- Set exercise:
Find the word "nail" in the listing; pull out each line holding it.

[Source records]
################
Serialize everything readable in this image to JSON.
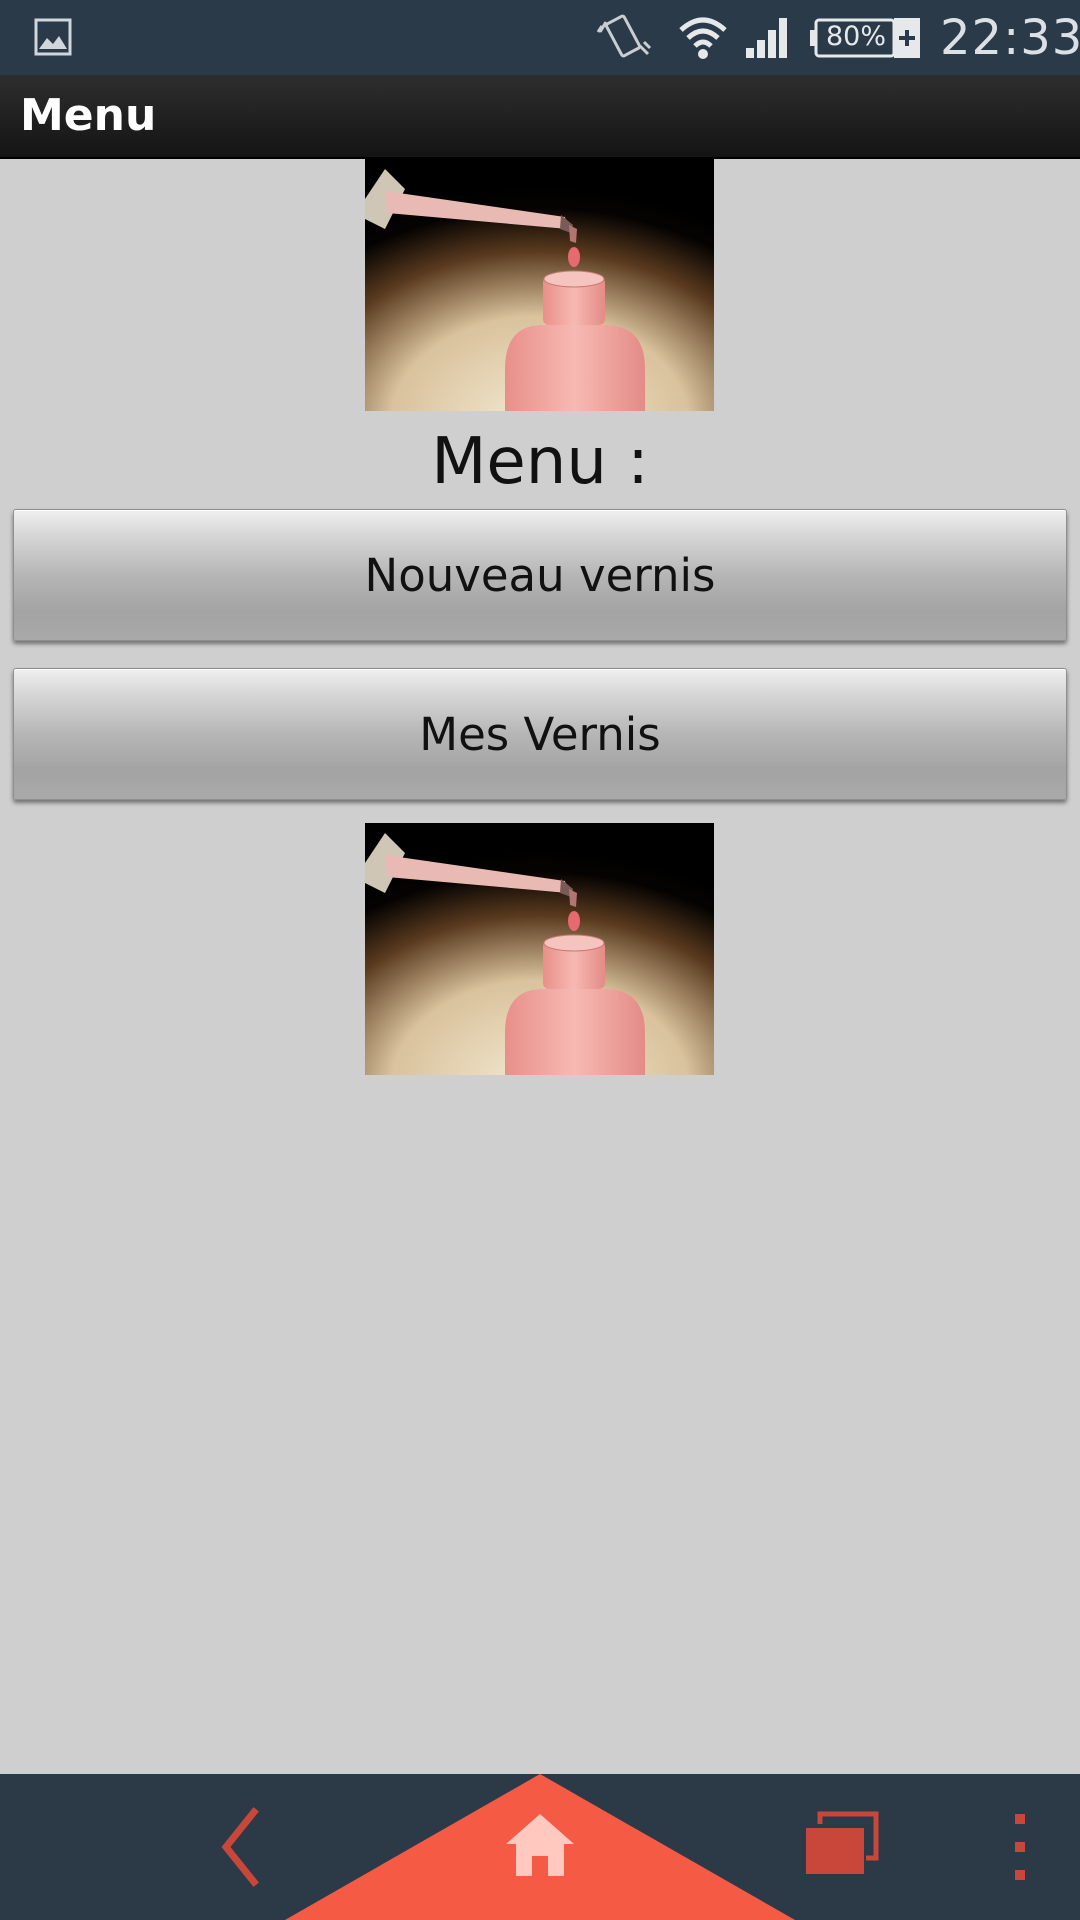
{
  "status_bar": {
    "battery_level": "80%",
    "time": "22:33",
    "icons": [
      "gallery-icon",
      "vibrate-icon",
      "wifi-icon",
      "signal-icon",
      "battery-charging-icon"
    ]
  },
  "action_bar": {
    "title": "Menu"
  },
  "main": {
    "heading": "Menu :",
    "buttons": {
      "new_polish": "Nouveau vernis",
      "my_polishes": "Mes Vernis"
    },
    "images": [
      "nail-polish-image",
      "nail-polish-image"
    ]
  },
  "nav_bar": {
    "icons": [
      "back-icon",
      "home-icon",
      "recents-icon",
      "overflow-menu-icon"
    ]
  },
  "colors": {
    "status_bar_bg": "#2b3a48",
    "nav_bar_bg": "#2c3a47",
    "accent": "#f55a45",
    "screen_bg": "#cfcfcf"
  }
}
################
- Full output:
      "nail-polish-image",
      "nail-polish-image"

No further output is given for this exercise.